:: Record list

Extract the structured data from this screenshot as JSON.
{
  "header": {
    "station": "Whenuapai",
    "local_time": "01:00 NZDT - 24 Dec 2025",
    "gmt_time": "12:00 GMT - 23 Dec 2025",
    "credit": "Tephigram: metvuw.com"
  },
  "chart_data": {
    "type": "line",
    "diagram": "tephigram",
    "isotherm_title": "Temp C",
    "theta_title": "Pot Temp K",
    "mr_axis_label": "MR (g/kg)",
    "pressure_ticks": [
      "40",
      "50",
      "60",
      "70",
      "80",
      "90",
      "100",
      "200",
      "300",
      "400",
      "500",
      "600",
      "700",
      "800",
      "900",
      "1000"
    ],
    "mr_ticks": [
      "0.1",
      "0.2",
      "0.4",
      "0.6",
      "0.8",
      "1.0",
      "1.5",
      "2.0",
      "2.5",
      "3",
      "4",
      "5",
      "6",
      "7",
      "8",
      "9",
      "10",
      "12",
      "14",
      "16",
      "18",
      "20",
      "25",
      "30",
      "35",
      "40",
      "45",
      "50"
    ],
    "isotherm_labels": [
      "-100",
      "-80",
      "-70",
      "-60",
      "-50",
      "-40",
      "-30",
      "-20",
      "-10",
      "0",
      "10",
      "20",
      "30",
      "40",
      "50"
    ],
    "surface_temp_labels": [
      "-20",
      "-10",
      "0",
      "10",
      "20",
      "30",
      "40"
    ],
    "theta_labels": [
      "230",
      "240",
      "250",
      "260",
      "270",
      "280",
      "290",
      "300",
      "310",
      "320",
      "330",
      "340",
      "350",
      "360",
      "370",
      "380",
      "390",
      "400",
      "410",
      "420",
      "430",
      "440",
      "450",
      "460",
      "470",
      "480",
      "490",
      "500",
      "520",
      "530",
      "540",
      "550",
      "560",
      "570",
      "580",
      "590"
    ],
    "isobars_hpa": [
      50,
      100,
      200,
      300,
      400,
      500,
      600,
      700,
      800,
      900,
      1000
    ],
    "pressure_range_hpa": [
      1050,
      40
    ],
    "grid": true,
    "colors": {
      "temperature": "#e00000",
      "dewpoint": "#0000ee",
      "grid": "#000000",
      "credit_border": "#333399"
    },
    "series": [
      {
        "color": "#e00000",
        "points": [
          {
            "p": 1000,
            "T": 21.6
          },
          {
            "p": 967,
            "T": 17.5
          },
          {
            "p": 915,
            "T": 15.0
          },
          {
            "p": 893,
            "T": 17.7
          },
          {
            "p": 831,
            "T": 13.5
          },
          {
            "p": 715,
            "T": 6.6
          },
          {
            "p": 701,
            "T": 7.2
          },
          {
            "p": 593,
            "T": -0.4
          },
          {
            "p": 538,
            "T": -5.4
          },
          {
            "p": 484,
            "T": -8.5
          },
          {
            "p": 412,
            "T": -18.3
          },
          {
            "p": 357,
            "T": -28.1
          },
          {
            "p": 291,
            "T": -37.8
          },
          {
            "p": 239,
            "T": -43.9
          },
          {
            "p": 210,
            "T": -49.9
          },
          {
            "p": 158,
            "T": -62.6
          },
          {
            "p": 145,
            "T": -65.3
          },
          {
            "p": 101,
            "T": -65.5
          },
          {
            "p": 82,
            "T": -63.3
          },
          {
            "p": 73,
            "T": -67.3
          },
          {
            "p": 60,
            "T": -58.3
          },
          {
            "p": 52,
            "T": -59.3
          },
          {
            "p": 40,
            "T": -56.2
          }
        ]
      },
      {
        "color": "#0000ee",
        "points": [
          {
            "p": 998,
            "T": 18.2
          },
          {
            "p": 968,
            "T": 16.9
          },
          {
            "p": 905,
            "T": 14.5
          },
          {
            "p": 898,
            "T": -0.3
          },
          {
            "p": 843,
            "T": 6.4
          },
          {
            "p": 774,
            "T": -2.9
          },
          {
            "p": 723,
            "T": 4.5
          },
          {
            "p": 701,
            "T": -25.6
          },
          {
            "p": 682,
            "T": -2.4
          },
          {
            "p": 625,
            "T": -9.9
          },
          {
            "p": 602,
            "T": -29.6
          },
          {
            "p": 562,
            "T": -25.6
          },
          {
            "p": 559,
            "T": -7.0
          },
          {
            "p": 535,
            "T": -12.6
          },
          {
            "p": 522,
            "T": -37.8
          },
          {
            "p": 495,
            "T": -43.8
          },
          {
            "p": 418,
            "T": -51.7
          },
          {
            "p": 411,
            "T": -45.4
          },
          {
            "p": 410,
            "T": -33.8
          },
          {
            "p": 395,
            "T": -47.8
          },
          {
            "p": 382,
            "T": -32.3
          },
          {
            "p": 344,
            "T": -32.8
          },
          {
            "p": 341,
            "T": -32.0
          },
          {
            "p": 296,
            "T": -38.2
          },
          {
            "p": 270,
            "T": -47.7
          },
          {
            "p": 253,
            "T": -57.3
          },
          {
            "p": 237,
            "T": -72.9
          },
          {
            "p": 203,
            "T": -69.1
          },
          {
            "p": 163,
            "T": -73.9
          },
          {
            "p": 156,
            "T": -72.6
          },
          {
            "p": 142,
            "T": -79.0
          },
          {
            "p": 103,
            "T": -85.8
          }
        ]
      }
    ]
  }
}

::::

Send back all of the entries exactly, with nothing missing.

▸ Worked solution
Extract the structured data from this screenshot as JSON.
{
  "header": {
    "station": "Whenuapai",
    "local_time": "01:00 NZDT - 24 Dec 2025",
    "gmt_time": "12:00 GMT - 23 Dec 2025",
    "credit": "Tephigram: metvuw.com"
  },
  "chart_data": {
    "type": "line",
    "diagram": "tephigram",
    "isotherm_title": "Temp C",
    "theta_title": "Pot Temp K",
    "mr_axis_label": "MR (g/kg)",
    "pressure_ticks": [
      "40",
      "50",
      "60",
      "70",
      "80",
      "90",
      "100",
      "200",
      "300",
      "400",
      "500",
      "600",
      "700",
      "800",
      "900",
      "1000"
    ],
    "mr_ticks": [
      "0.1",
      "0.2",
      "0.4",
      "0.6",
      "0.8",
      "1.0",
      "1.5",
      "2.0",
      "2.5",
      "3",
      "4",
      "5",
      "6",
      "7",
      "8",
      "9",
      "10",
      "12",
      "14",
      "16",
      "18",
      "20",
      "25",
      "30",
      "35",
      "40",
      "45",
      "50"
    ],
    "isotherm_labels": [
      "-100",
      "-80",
      "-70",
      "-60",
      "-50",
      "-40",
      "-30",
      "-20",
      "-10",
      "0",
      "10",
      "20",
      "30",
      "40",
      "50"
    ],
    "surface_temp_labels": [
      "-20",
      "-10",
      "0",
      "10",
      "20",
      "30",
      "40"
    ],
    "theta_labels": [
      "230",
      "240",
      "250",
      "260",
      "270",
      "280",
      "290",
      "300",
      "310",
      "320",
      "330",
      "340",
      "350",
      "360",
      "370",
      "380",
      "390",
      "400",
      "410",
      "420",
      "430",
      "440",
      "450",
      "460",
      "470",
      "480",
      "490",
      "500",
      "520",
      "530",
      "540",
      "550",
      "560",
      "570",
      "580",
      "590"
    ],
    "isobars_hpa": [
      50,
      100,
      200,
      300,
      400,
      500,
      600,
      700,
      800,
      900,
      1000
    ],
    "pressure_range_hpa": [
      1050,
      40
    ],
    "grid": true,
    "colors": {
      "temperature": "#e00000",
      "dewpoint": "#0000ee",
      "grid": "#000000",
      "credit_border": "#333399"
    },
    "series": [
      {
        "color": "#e00000",
        "points": [
          {
            "p": 1000,
            "T": 21.6
          },
          {
            "p": 967,
            "T": 17.5
          },
          {
            "p": 915,
            "T": 15.0
          },
          {
            "p": 893,
            "T": 17.7
          },
          {
            "p": 831,
            "T": 13.5
          },
          {
            "p": 715,
            "T": 6.6
          },
          {
            "p": 701,
            "T": 7.2
          },
          {
            "p": 593,
            "T": -0.4
          },
          {
            "p": 538,
            "T": -5.4
          },
          {
            "p": 484,
            "T": -8.5
          },
          {
            "p": 412,
            "T": -18.3
          },
          {
            "p": 357,
            "T": -28.1
          },
          {
            "p": 291,
            "T": -37.8
          },
          {
            "p": 239,
            "T": -43.9
          },
          {
            "p": 210,
            "T": -49.9
          },
          {
            "p": 158,
            "T": -62.6
          },
          {
            "p": 145,
            "T": -65.3
          },
          {
            "p": 101,
            "T": -65.5
          },
          {
            "p": 82,
            "T": -63.3
          },
          {
            "p": 73,
            "T": -67.3
          },
          {
            "p": 60,
            "T": -58.3
          },
          {
            "p": 52,
            "T": -59.3
          },
          {
            "p": 40,
            "T": -56.2
          }
        ]
      },
      {
        "color": "#0000ee",
        "points": [
          {
            "p": 998,
            "T": 18.2
          },
          {
            "p": 968,
            "T": 16.9
          },
          {
            "p": 905,
            "T": 14.5
          },
          {
            "p": 898,
            "T": -0.3
          },
          {
            "p": 843,
            "T": 6.4
          },
          {
            "p": 774,
            "T": -2.9
          },
          {
            "p": 723,
            "T": 4.5
          },
          {
            "p": 701,
            "T": -25.6
          },
          {
            "p": 682,
            "T": -2.4
          },
          {
            "p": 625,
            "T": -9.9
          },
          {
            "p": 602,
            "T": -29.6
          },
          {
            "p": 562,
            "T": -25.6
          },
          {
            "p": 559,
            "T": -7.0
          },
          {
            "p": 535,
            "T": -12.6
          },
          {
            "p": 522,
            "T": -37.8
          },
          {
            "p": 495,
            "T": -43.8
          },
          {
            "p": 418,
            "T": -51.7
          },
          {
            "p": 411,
            "T": -45.4
          },
          {
            "p": 410,
            "T": -33.8
          },
          {
            "p": 395,
            "T": -47.8
          },
          {
            "p": 382,
            "T": -32.3
          },
          {
            "p": 344,
            "T": -32.8
          },
          {
            "p": 341,
            "T": -32.0
          },
          {
            "p": 296,
            "T": -38.2
          },
          {
            "p": 270,
            "T": -47.7
          },
          {
            "p": 253,
            "T": -57.3
          },
          {
            "p": 237,
            "T": -72.9
          },
          {
            "p": 203,
            "T": -69.1
          },
          {
            "p": 163,
            "T": -73.9
          },
          {
            "p": 156,
            "T": -72.6
          },
          {
            "p": 142,
            "T": -79.0
          },
          {
            "p": 103,
            "T": -85.8
          }
        ]
      }
    ]
  }
}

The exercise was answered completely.